WHAT THE TASK ASKS:
Find every line below that contains the word "favicon" and copy it out.

-- Start EXTRACTED INFORMATION --

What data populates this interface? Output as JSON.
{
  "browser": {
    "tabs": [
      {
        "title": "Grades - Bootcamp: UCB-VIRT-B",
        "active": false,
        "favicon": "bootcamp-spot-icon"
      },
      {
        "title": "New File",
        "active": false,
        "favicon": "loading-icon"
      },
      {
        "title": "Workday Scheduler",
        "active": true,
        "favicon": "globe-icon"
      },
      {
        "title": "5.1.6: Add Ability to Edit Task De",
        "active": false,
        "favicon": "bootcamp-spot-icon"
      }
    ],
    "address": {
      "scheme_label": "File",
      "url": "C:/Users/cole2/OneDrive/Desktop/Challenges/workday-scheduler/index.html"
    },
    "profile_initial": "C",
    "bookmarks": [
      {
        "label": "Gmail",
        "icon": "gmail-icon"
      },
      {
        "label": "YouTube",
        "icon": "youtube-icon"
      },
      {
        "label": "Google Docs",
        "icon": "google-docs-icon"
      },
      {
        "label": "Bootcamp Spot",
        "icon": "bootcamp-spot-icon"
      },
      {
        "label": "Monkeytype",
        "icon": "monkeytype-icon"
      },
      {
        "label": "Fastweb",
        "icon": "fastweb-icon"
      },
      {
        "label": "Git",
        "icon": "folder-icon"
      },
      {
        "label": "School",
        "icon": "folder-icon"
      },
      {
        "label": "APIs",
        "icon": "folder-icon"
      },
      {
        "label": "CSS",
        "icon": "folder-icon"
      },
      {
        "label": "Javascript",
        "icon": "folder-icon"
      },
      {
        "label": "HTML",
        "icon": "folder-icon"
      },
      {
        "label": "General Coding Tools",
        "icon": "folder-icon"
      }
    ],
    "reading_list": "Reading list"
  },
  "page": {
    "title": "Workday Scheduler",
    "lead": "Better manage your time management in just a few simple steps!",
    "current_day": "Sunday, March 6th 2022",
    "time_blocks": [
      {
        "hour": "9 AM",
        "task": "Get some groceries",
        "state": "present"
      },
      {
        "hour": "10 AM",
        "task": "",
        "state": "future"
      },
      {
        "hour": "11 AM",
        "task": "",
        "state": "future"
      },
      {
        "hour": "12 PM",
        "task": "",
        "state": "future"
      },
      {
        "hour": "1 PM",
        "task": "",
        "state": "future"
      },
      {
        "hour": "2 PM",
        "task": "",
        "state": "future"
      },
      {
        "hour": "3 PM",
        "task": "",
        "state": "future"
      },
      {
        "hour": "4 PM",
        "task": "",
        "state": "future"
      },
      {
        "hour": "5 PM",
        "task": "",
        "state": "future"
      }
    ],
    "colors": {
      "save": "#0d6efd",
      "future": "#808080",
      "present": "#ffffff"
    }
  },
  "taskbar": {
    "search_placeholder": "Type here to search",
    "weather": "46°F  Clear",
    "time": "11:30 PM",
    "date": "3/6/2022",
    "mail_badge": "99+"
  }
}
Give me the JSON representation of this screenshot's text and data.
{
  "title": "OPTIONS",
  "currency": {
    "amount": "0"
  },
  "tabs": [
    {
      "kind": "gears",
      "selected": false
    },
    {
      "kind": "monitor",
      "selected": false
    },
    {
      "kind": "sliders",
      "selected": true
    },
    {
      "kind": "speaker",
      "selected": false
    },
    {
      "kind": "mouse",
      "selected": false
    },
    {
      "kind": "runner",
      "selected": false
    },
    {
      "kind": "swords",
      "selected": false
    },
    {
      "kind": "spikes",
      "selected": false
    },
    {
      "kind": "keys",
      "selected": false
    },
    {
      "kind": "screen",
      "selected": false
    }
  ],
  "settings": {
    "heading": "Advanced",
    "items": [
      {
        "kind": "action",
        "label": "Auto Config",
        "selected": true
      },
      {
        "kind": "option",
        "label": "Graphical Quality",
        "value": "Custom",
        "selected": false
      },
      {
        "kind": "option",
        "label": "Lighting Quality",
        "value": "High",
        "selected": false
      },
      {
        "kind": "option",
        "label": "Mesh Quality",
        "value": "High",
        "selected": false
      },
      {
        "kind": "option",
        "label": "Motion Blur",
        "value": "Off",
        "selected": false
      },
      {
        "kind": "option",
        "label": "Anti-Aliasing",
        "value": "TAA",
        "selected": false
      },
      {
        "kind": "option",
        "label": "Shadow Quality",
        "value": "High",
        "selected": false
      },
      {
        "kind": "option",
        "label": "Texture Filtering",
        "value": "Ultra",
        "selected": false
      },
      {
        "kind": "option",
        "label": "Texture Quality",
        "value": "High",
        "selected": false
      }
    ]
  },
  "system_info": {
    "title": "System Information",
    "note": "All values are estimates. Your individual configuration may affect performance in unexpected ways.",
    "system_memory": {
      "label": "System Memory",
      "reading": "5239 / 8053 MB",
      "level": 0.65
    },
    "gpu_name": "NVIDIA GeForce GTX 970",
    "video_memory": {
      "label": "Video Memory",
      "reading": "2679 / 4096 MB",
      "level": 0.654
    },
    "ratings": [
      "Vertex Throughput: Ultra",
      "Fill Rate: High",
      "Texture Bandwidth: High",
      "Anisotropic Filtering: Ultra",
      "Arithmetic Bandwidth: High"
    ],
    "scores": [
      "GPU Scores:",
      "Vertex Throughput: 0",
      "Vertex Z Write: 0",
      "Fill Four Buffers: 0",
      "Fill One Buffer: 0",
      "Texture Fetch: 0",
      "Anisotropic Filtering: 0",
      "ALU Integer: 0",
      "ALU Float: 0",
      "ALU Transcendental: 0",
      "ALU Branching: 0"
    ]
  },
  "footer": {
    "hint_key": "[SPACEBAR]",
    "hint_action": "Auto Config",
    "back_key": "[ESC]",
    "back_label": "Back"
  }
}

-- End EXTRACTED INFORMATION --

SOLUTION TO THIS TASK:
        "favicon": "bootcamp-spot-icon"
        "favicon": "loading-icon"
        "favicon": "globe-icon"
        "favicon": "bootcamp-spot-icon"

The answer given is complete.